— Start ENTRIES SUPPLIED —

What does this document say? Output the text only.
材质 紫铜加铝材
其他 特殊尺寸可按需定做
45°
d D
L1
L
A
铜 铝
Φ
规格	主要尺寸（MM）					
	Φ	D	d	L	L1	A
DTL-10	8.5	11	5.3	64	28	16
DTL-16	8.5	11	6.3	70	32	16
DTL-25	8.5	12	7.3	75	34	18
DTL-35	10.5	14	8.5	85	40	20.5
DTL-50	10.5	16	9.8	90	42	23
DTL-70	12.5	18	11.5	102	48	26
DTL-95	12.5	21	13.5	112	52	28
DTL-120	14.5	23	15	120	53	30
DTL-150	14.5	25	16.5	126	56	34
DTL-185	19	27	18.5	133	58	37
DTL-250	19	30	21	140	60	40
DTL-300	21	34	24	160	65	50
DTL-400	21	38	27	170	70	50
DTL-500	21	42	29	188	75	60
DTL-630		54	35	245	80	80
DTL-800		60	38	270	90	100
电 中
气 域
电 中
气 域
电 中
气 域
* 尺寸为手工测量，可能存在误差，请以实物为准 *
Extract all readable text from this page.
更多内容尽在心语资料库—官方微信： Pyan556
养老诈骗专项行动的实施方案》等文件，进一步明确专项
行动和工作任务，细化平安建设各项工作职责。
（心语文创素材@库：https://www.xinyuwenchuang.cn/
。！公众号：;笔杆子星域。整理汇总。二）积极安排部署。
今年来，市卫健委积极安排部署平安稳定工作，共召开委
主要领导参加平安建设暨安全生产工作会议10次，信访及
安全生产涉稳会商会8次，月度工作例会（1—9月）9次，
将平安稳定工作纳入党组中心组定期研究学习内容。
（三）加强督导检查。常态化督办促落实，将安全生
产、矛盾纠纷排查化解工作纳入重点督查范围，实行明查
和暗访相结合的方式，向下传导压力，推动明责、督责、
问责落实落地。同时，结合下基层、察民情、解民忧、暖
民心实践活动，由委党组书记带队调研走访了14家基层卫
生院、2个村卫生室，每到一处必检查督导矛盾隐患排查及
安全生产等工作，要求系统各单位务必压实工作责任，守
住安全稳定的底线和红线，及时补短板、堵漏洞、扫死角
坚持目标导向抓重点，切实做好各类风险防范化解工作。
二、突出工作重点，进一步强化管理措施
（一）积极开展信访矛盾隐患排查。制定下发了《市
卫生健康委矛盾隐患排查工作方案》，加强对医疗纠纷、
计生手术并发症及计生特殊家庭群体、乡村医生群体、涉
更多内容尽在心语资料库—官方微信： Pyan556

— End ENTRIES SUPPLIED —

● **REQUIRED WORK**
Your task is to list each line of the records with the word "this".

● **EXERCISE RESPONSE**
What does this document say? Output the text only.
Extract all readable text from this page.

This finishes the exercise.